**Dataset excerpts**
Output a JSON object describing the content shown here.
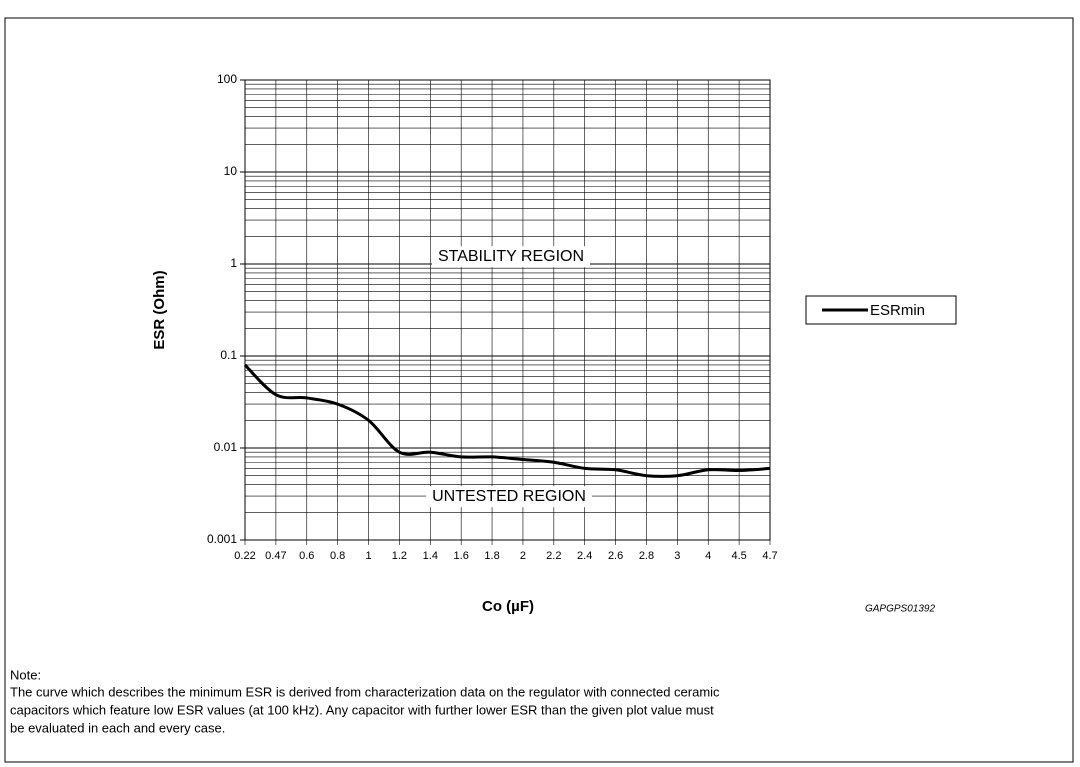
{
  "chart_data": {
    "type": "line",
    "ylabel": "ESR (Ohm)",
    "xlabel": "Co (µF)",
    "categories": [
      "0.22",
      "0.47",
      "0.6",
      "0.8",
      "1",
      "1.2",
      "1.4",
      "1.6",
      "1.8",
      "2",
      "2.2",
      "2.4",
      "2.6",
      "2.8",
      "3",
      "4",
      "4.5",
      "4.7"
    ],
    "series": [
      {
        "name": "ESRmin",
        "color": "#000000",
        "values": [
          0.08,
          0.038,
          0.035,
          0.03,
          0.02,
          0.009,
          0.009,
          0.008,
          0.008,
          0.0075,
          0.007,
          0.006,
          0.0058,
          0.005,
          0.005,
          0.0058,
          0.0057,
          0.006
        ]
      }
    ],
    "ylim": [
      0.001,
      100
    ],
    "yticks": [
      0.001,
      0.01,
      0.1,
      1,
      10,
      100
    ],
    "log_y": true,
    "grid": true,
    "legend": "right",
    "annotations": [
      "STABILITY REGION",
      "UNTESTED REGION"
    ],
    "code": "GAPGPS01392"
  },
  "note": {
    "label": "Note:",
    "lines": [
      "The curve which describes the minimum ESR is derived from characterization data on the regulator with connected ceramic",
      "capacitors which feature low ESR values (at 100 kHz). Any capacitor with further lower ESR than the given plot value must",
      "be evaluated in each and every case."
    ]
  }
}
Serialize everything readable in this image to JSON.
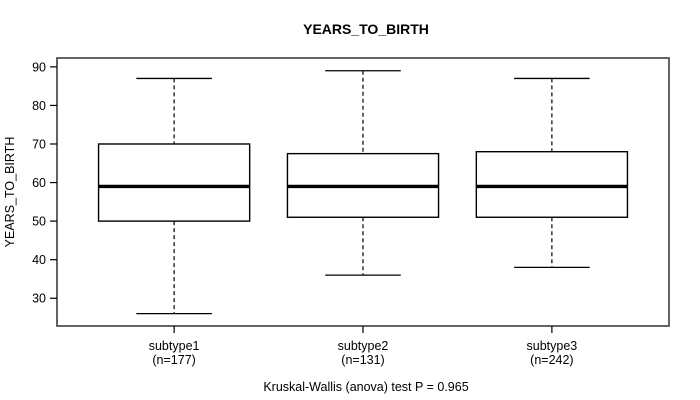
{
  "chart_data": {
    "type": "boxplot",
    "title": "YEARS_TO_BIRTH",
    "ylabel": "YEARS_TO_BIRTH",
    "xlabel": "",
    "annotation": "Kruskal-Wallis (anova) test P = 0.965",
    "y_ticks": [
      90,
      80,
      70,
      60,
      50,
      40,
      30
    ],
    "y_domain": [
      22.8,
      92.3
    ],
    "x_domain": [
      0.38,
      3.62
    ],
    "box_width": 0.8,
    "cap_width": 0.4,
    "grid": false,
    "groups": [
      {
        "label": "subtype1",
        "count_label": "(n=177)",
        "n": 177,
        "whisker_low": 26,
        "q1": 50,
        "median": 59,
        "q3": 70,
        "whisker_high": 87,
        "outliers": []
      },
      {
        "label": "subtype2",
        "count_label": "(n=131)",
        "n": 131,
        "whisker_low": 36,
        "q1": 51,
        "median": 59,
        "q3": 67.5,
        "whisker_high": 89,
        "outliers": []
      },
      {
        "label": "subtype3",
        "count_label": "(n=242)",
        "n": 242,
        "whisker_low": 38,
        "q1": 51,
        "median": 59,
        "q3": 68,
        "whisker_high": 87,
        "outliers": []
      }
    ],
    "colors": {
      "background": "#ffffff",
      "box_fill": "#ffffff",
      "stroke": "#000000",
      "frame": "#3d3d3d",
      "text": "#000000"
    }
  }
}
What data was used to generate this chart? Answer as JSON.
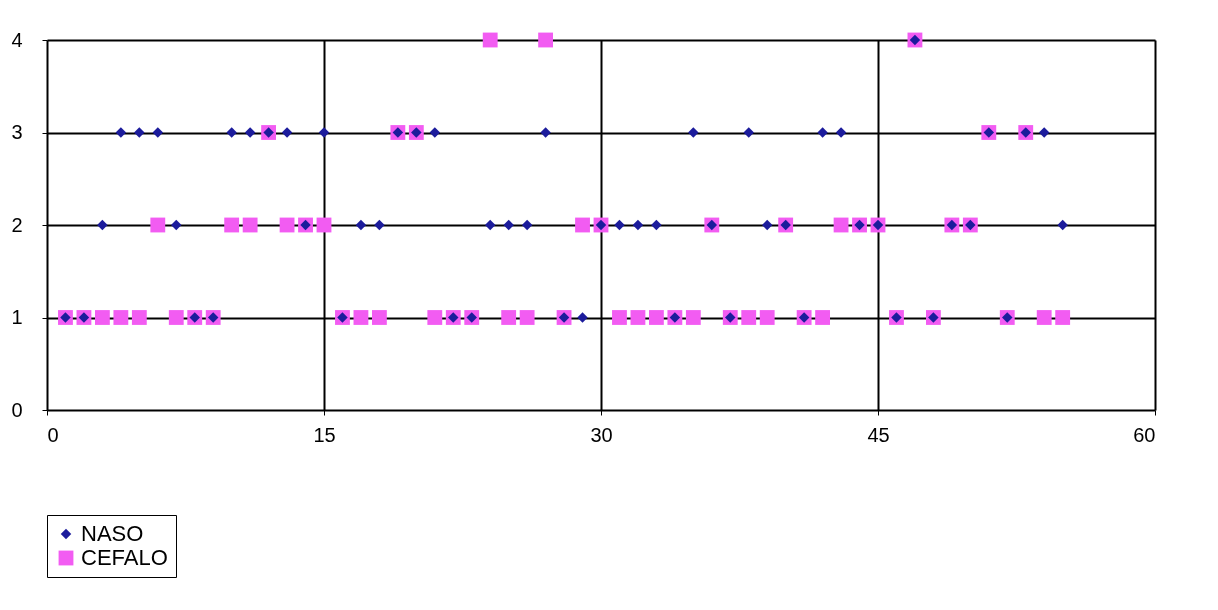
{
  "chart_data": {
    "type": "scatter",
    "xlim": [
      0,
      60
    ],
    "xticks": [
      0,
      15,
      30,
      45,
      60
    ],
    "ylim": [
      0,
      4
    ],
    "yticks": [
      0,
      1,
      2,
      3,
      4
    ],
    "grid": true,
    "legend": "bottom",
    "series": [
      {
        "name": "NASO",
        "color": "#1c1c9c",
        "marker": "diamond",
        "x": [
          1,
          2,
          8,
          9,
          16,
          22,
          23,
          28,
          29,
          34,
          37,
          41,
          46,
          48,
          52,
          3,
          7,
          14,
          17,
          18,
          24,
          25,
          26,
          30,
          31,
          32,
          33,
          36,
          39,
          40,
          44,
          45,
          49,
          50,
          55,
          4,
          5,
          6,
          10,
          11,
          12,
          13,
          15,
          19,
          20,
          21,
          27,
          35,
          38,
          42,
          43,
          51,
          53,
          54,
          47
        ],
        "values": [
          1,
          1,
          1,
          1,
          1,
          1,
          1,
          1,
          1,
          1,
          1,
          1,
          1,
          1,
          1,
          2,
          2,
          2,
          2,
          2,
          2,
          2,
          2,
          2,
          2,
          2,
          2,
          2,
          2,
          2,
          2,
          2,
          2,
          2,
          2,
          3,
          3,
          3,
          3,
          3,
          3,
          3,
          3,
          3,
          3,
          3,
          3,
          3,
          3,
          3,
          3,
          3,
          3,
          3,
          4
        ]
      },
      {
        "name": "CEFALO",
        "color": "#f25cf2",
        "marker": "square",
        "x": [
          1,
          2,
          3,
          4,
          5,
          7,
          8,
          9,
          16,
          17,
          18,
          21,
          22,
          23,
          25,
          26,
          28,
          31,
          32,
          33,
          34,
          35,
          37,
          38,
          39,
          41,
          42,
          46,
          48,
          52,
          54,
          55,
          6,
          10,
          11,
          13,
          14,
          15,
          29,
          30,
          36,
          40,
          43,
          44,
          45,
          49,
          50,
          12,
          19,
          20,
          51,
          53,
          24,
          27,
          47
        ],
        "values": [
          1,
          1,
          1,
          1,
          1,
          1,
          1,
          1,
          1,
          1,
          1,
          1,
          1,
          1,
          1,
          1,
          1,
          1,
          1,
          1,
          1,
          1,
          1,
          1,
          1,
          1,
          1,
          1,
          1,
          1,
          1,
          1,
          2,
          2,
          2,
          2,
          2,
          2,
          2,
          2,
          2,
          2,
          2,
          2,
          2,
          2,
          2,
          3,
          3,
          3,
          3,
          3,
          4,
          4,
          4
        ]
      }
    ]
  }
}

**Written exercise**
Lines that include the word "this" are to be extracted from the data above.

**Task solution**
Serialize everything readable in this image to JSON.
What data was used to generate this chart? Answer as JSON.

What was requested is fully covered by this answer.